● Excerpt from a dataset
= = = = =
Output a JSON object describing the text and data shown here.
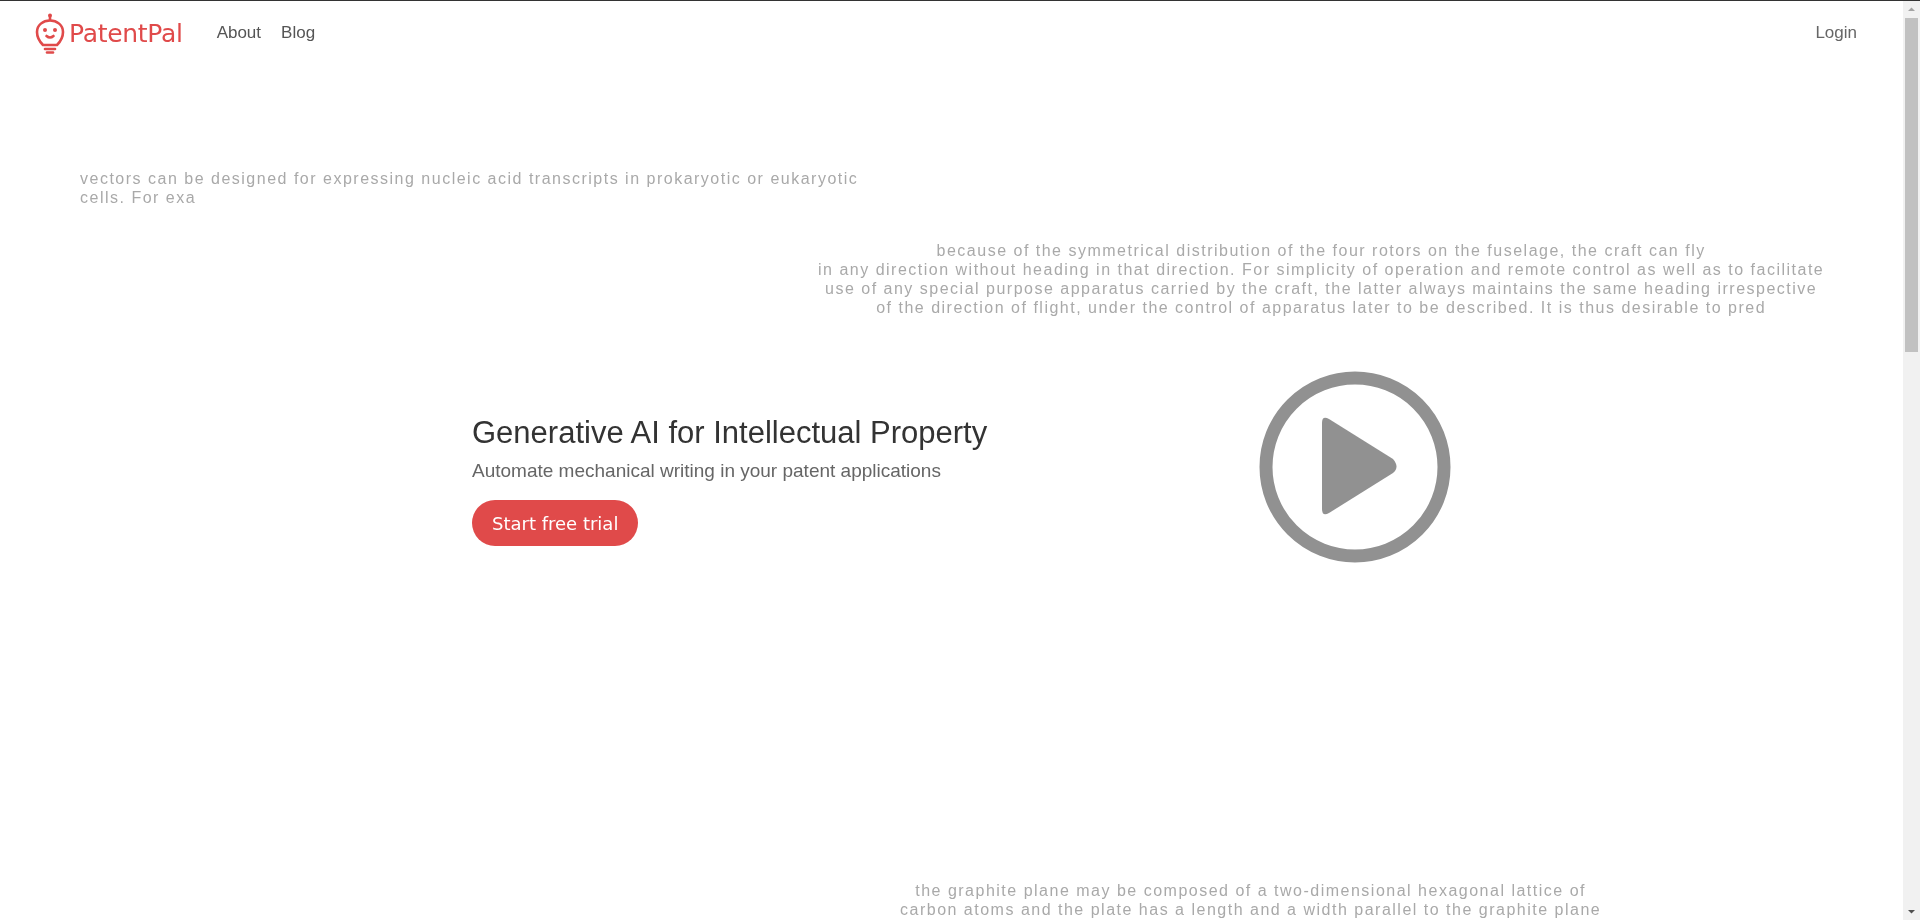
{
  "header": {
    "logo": "PatentPal",
    "nav": [
      {
        "label": "About"
      },
      {
        "label": "Blog"
      }
    ],
    "login": "Login"
  },
  "background_snippets": [
    {
      "lines": [
        "vectors can be designed for expressing nucleic acid transcripts in prokaryotic or eukaryotic",
        "cells. For exa"
      ]
    },
    {
      "lines": [
        "because of the symmetrical distribution of the four rotors on the fuselage, the craft can fly",
        "in any direction without heading in that direction. For simplicity of operation and remote control as well as to facilitate",
        "use of any special purpose apparatus carried by the craft, the latter always maintains the same heading irrespective",
        "of the direction of flight, under the control of apparatus later to be described. It is thus desirable to pred"
      ]
    },
    {
      "lines": [
        "the graphite plane may be composed of a two-dimensional hexagonal lattice of",
        "carbon atoms and the plate has a length and a width parallel to the graphite plane"
      ]
    }
  ],
  "hero": {
    "title": "Generative AI for Intellectual Property",
    "subtitle": "Automate mechanical writing in your patent applications",
    "cta": "Start free trial"
  }
}
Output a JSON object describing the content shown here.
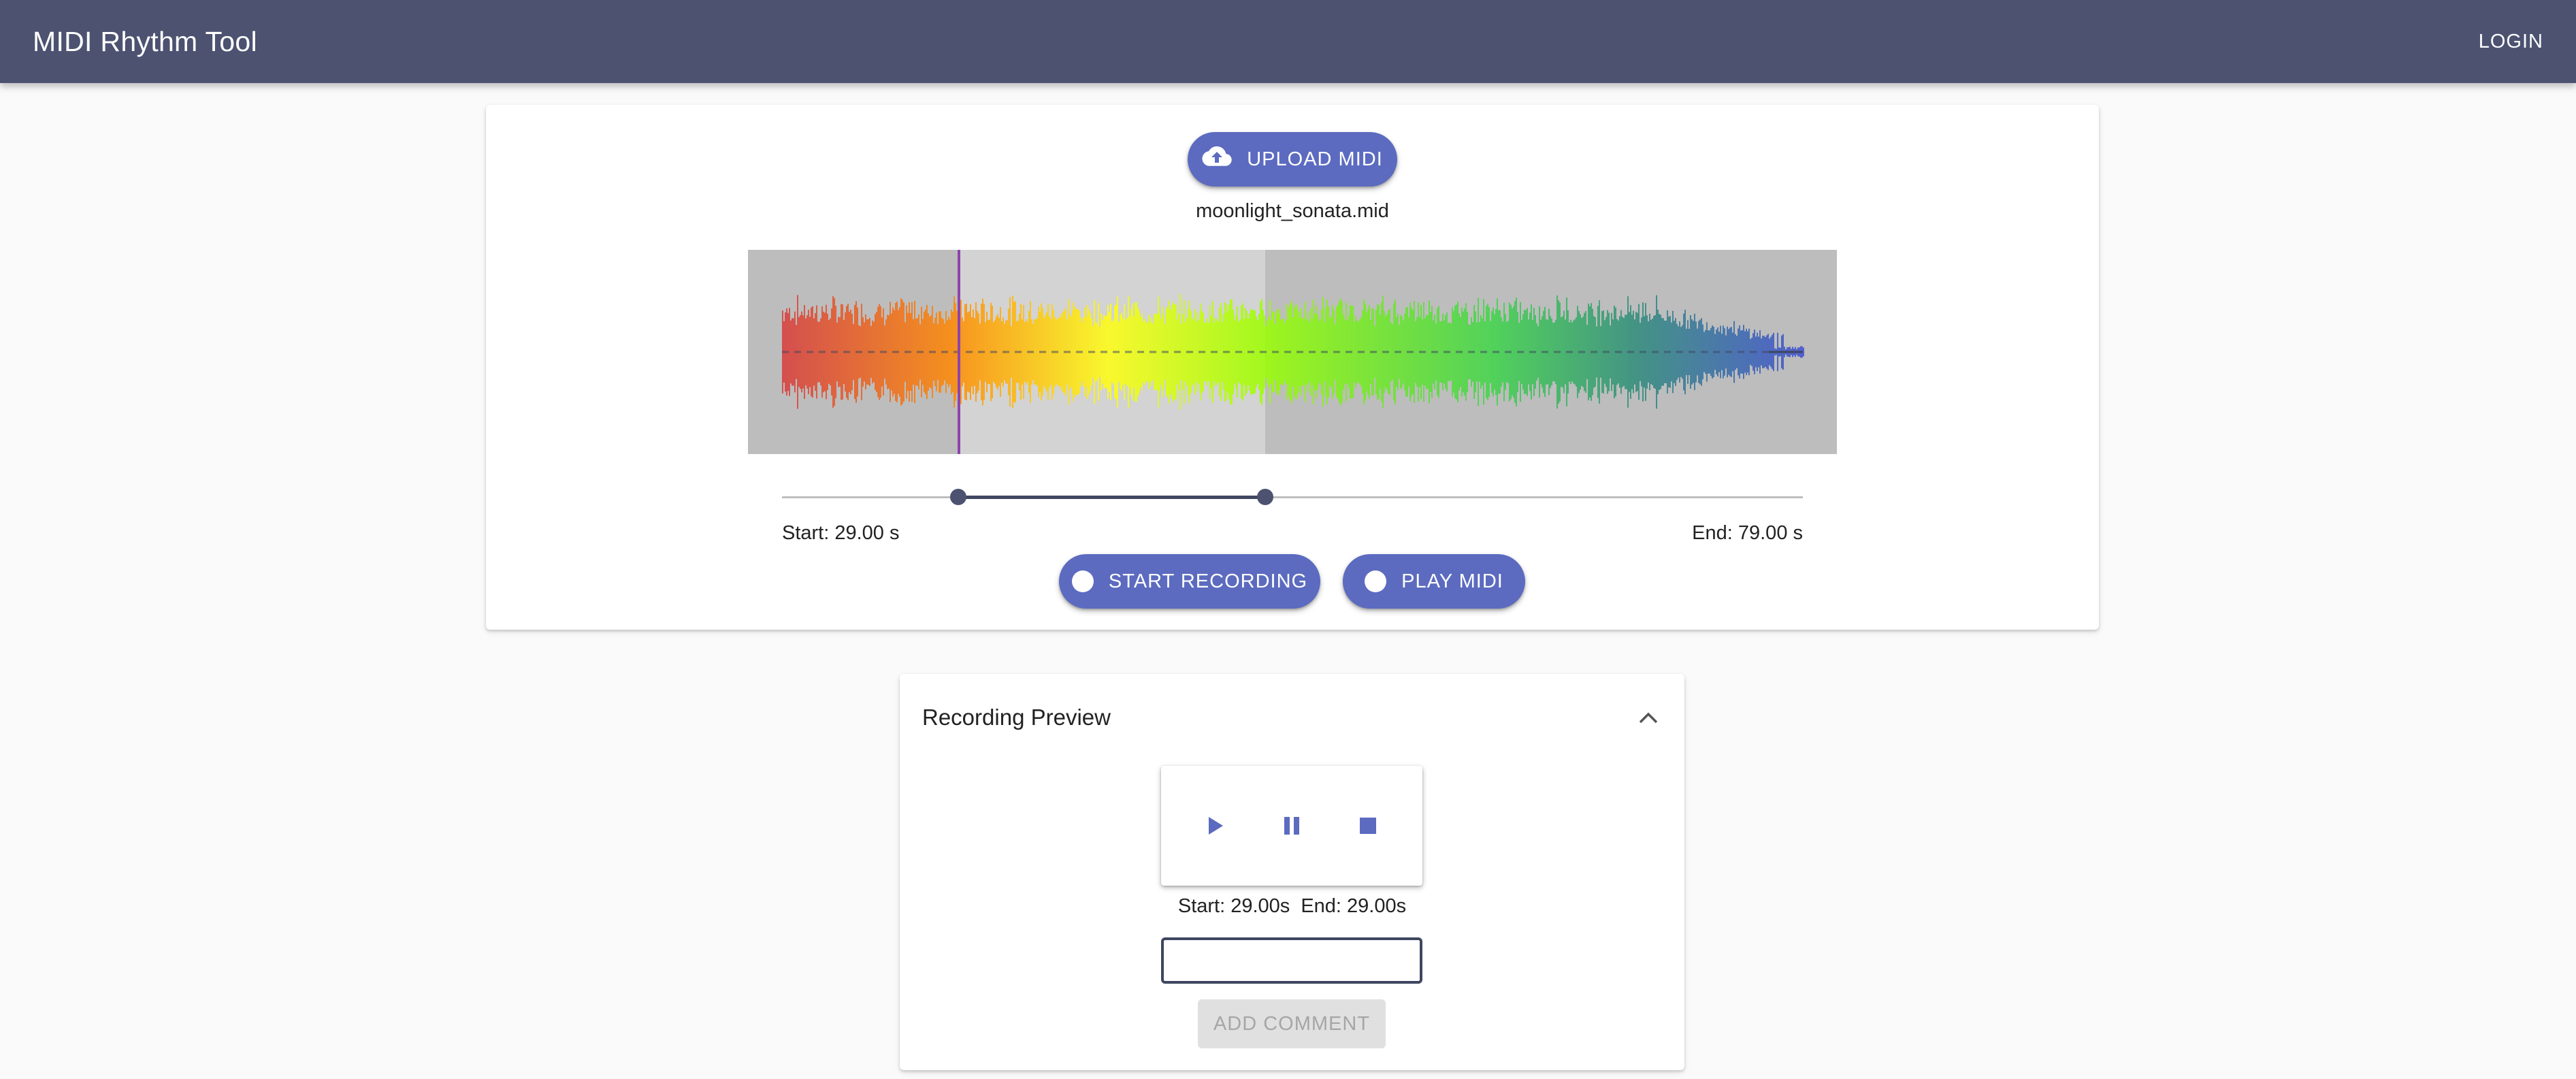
{
  "app": {
    "title": "MIDI Rhythm Tool",
    "login_label": "LOGIN"
  },
  "upload": {
    "label": "UPLOAD MIDI",
    "icon": "cloud-upload-icon",
    "file_name": "moonlight_sonata.mid"
  },
  "waveform": {
    "gradient": [
      "#d94040",
      "#ff8c00",
      "#ffff00",
      "#aaff00",
      "#40d040",
      "#2e8b7a",
      "#3f51d0"
    ],
    "selection_background": "#d3d3d3",
    "background": "#bdbdbd",
    "cursor_color": "#8e44ad"
  },
  "range": {
    "start_label": "Start: 29.00 s",
    "end_label": "End: 79.00 s",
    "start_fraction": 0.173,
    "end_fraction": 0.473
  },
  "actions": {
    "record_label": "START RECORDING",
    "play_label": "PLAY MIDI"
  },
  "preview": {
    "title": "Recording Preview",
    "start_text": "Start: 29.00s",
    "end_text": "End: 29.00s",
    "comment_value": "",
    "add_comment_label": "ADD COMMENT"
  },
  "colors": {
    "appbar": "#4c5270",
    "accent": "#5c6bc0"
  }
}
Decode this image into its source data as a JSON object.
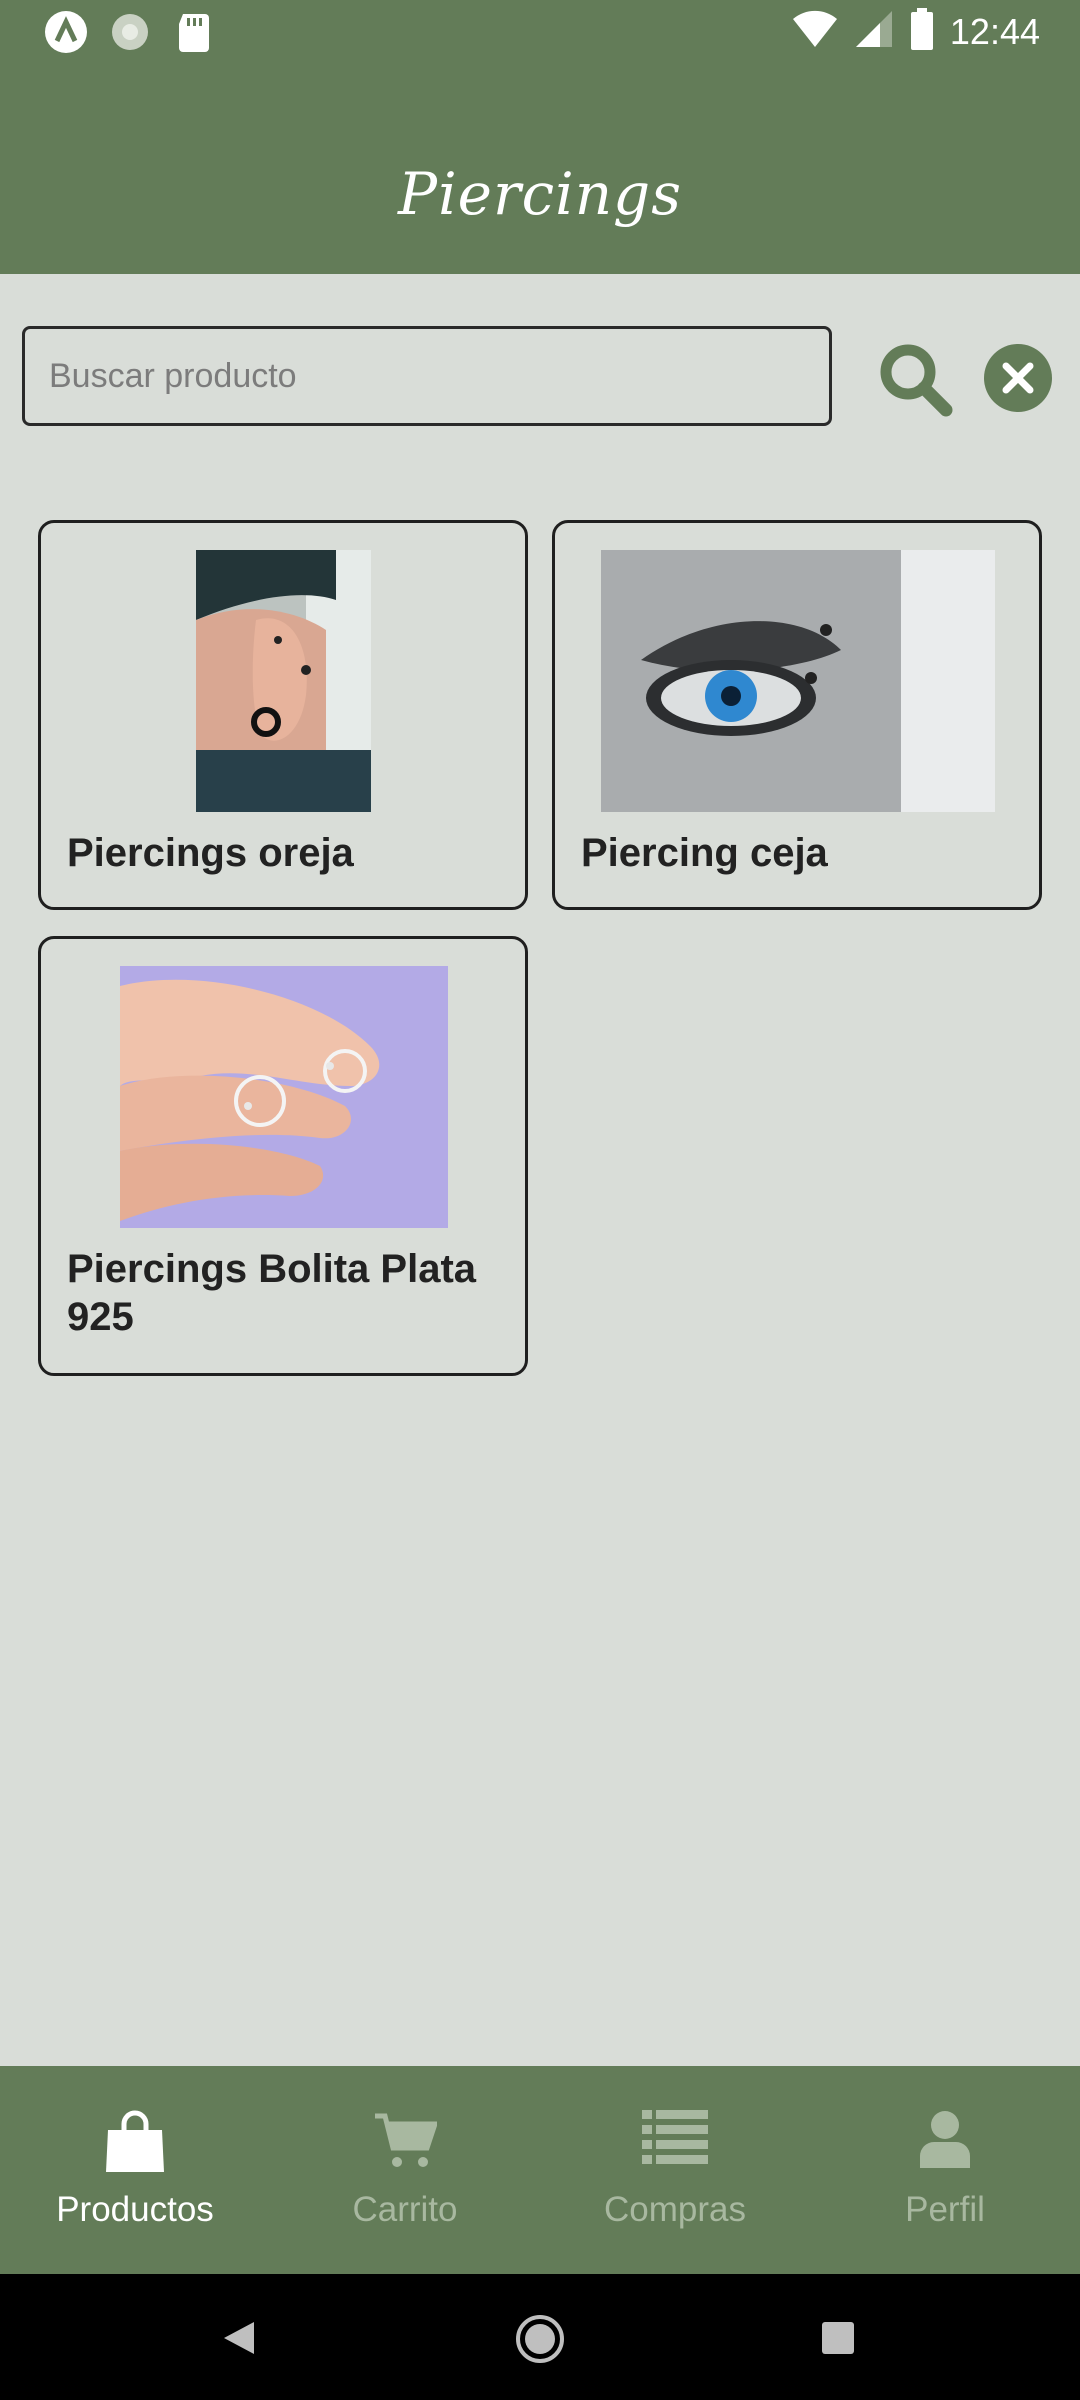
{
  "status_bar": {
    "time": "12:44",
    "icons": [
      "app-a-icon",
      "sun-icon",
      "sdcard-icon",
      "wifi-icon",
      "signal-icon",
      "battery-icon"
    ]
  },
  "app_bar": {
    "title": "Piercings"
  },
  "search": {
    "placeholder": "Buscar producto",
    "value": ""
  },
  "products": [
    {
      "name": "Piercings oreja"
    },
    {
      "name": "Piercing ceja"
    },
    {
      "name": "Piercings Bolita Plata 925"
    }
  ],
  "bottom_nav": {
    "items": [
      {
        "label": "Productos",
        "icon": "shopping-bag-icon",
        "active": true
      },
      {
        "label": "Carrito",
        "icon": "cart-icon",
        "active": false
      },
      {
        "label": "Compras",
        "icon": "list-icon",
        "active": false
      },
      {
        "label": "Perfil",
        "icon": "person-icon",
        "active": false
      }
    ]
  },
  "colors": {
    "primary": "#637c58",
    "background": "#d9ddd8",
    "inactive_nav": "#a8b8a0"
  }
}
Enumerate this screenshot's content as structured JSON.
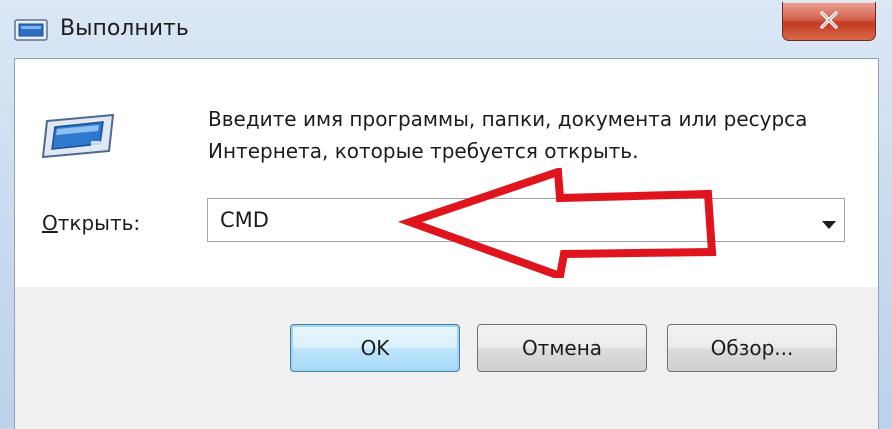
{
  "window": {
    "title": "Выполнить",
    "title_icon": "run-icon",
    "close_icon": "close-icon"
  },
  "dialog": {
    "icon": "run-program-icon",
    "description_line1": "Введите имя программы, папки, документа или ресурса",
    "description_line2": "Интернета, которые требуется открыть.",
    "open_label_accel": "О",
    "open_label_rest": "ткрыть:",
    "input_value": "CMD",
    "dropdown_icon": "chevron-down-icon"
  },
  "buttons": {
    "ok": "OK",
    "cancel": "Отмена",
    "browse": "Обзор..."
  },
  "annotation": {
    "arrow_color": "#e0141c",
    "arrow_icon": "red-arrow-left-icon"
  },
  "colors": {
    "title_bar": "#c9dcef",
    "close_button": "#c33a22",
    "default_button_border": "#3c7fb1"
  }
}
= = = = =
● Problem requirements
Repeat the records word for word. Any picture in them should be left out.

● Task solution
Output a JSON object describing the text and data shown here.
{
  "header": {
    "logo": "PatentPal",
    "nav": [
      {
        "label": "About"
      },
      {
        "label": "Blog"
      }
    ],
    "login": "Login"
  },
  "background_snippets": [
    {
      "lines": [
        "vectors can be designed for expressing nucleic acid transcripts in prokaryotic or eukaryotic",
        "cells. For exa"
      ]
    },
    {
      "lines": [
        "because of the symmetrical distribution of the four rotors on the fuselage, the craft can fly",
        "in any direction without heading in that direction. For simplicity of operation and remote control as well as to facilitate",
        "use of any special purpose apparatus carried by the craft, the latter always maintains the same heading irrespective",
        "of the direction of flight, under the control of apparatus later to be described. It is thus desirable to pred"
      ]
    },
    {
      "lines": [
        "the graphite plane may be composed of a two-dimensional hexagonal lattice of",
        "carbon atoms and the plate has a length and a width parallel to the graphite plane"
      ]
    }
  ],
  "hero": {
    "title": "Generative AI for Intellectual Property",
    "subtitle": "Automate mechanical writing in your patent applications",
    "cta": "Start free trial"
  }
}
Output a JSON object describing the content shown here.
{
  "app": {
    "title": "MIDI Rhythm Tool",
    "login_label": "LOGIN"
  },
  "upload": {
    "label": "UPLOAD MIDI",
    "icon": "cloud-upload-icon",
    "file_name": "moonlight_sonata.mid"
  },
  "waveform": {
    "gradient": [
      "#d94040",
      "#ff8c00",
      "#ffff00",
      "#aaff00",
      "#40d040",
      "#2e8b7a",
      "#3f51d0"
    ],
    "selection_background": "#d3d3d3",
    "background": "#bdbdbd",
    "cursor_color": "#8e44ad"
  },
  "range": {
    "start_label": "Start: 29.00 s",
    "end_label": "End: 79.00 s",
    "start_fraction": 0.173,
    "end_fraction": 0.473
  },
  "actions": {
    "record_label": "START RECORDING",
    "play_label": "PLAY MIDI"
  },
  "preview": {
    "title": "Recording Preview",
    "start_text": "Start: 29.00s",
    "end_text": "End: 29.00s",
    "comment_value": "",
    "add_comment_label": "ADD COMMENT"
  },
  "colors": {
    "appbar": "#4c5270",
    "accent": "#5c6bc0"
  }
}
Decode this image into its source data as a JSON object.
{
  "status_bar": {
    "time": "12:44",
    "icons": [
      "app-a-icon",
      "sun-icon",
      "sdcard-icon",
      "wifi-icon",
      "signal-icon",
      "battery-icon"
    ]
  },
  "app_bar": {
    "title": "Piercings"
  },
  "search": {
    "placeholder": "Buscar producto",
    "value": ""
  },
  "products": [
    {
      "name": "Piercings oreja"
    },
    {
      "name": "Piercing ceja"
    },
    {
      "name": "Piercings Bolita Plata 925"
    }
  ],
  "bottom_nav": {
    "items": [
      {
        "label": "Productos",
        "icon": "shopping-bag-icon",
        "active": true
      },
      {
        "label": "Carrito",
        "icon": "cart-icon",
        "active": false
      },
      {
        "label": "Compras",
        "icon": "list-icon",
        "active": false
      },
      {
        "label": "Perfil",
        "icon": "person-icon",
        "active": false
      }
    ]
  },
  "colors": {
    "primary": "#637c58",
    "background": "#d9ddd8",
    "inactive_nav": "#a8b8a0"
  }
}
Enumerate this screenshot's content as structured JSON.
{
  "window": {
    "title": "Выполнить",
    "title_icon": "run-icon",
    "close_icon": "close-icon"
  },
  "dialog": {
    "icon": "run-program-icon",
    "description_line1": "Введите имя программы, папки, документа или ресурса",
    "description_line2": "Интернета, которые требуется открыть.",
    "open_label_accel": "О",
    "open_label_rest": "ткрыть:",
    "input_value": "CMD",
    "dropdown_icon": "chevron-down-icon"
  },
  "buttons": {
    "ok": "OK",
    "cancel": "Отмена",
    "browse": "Обзор..."
  },
  "annotation": {
    "arrow_color": "#e0141c",
    "arrow_icon": "red-arrow-left-icon"
  },
  "colors": {
    "title_bar": "#c9dcef",
    "close_button": "#c33a22",
    "default_button_border": "#3c7fb1"
  }
}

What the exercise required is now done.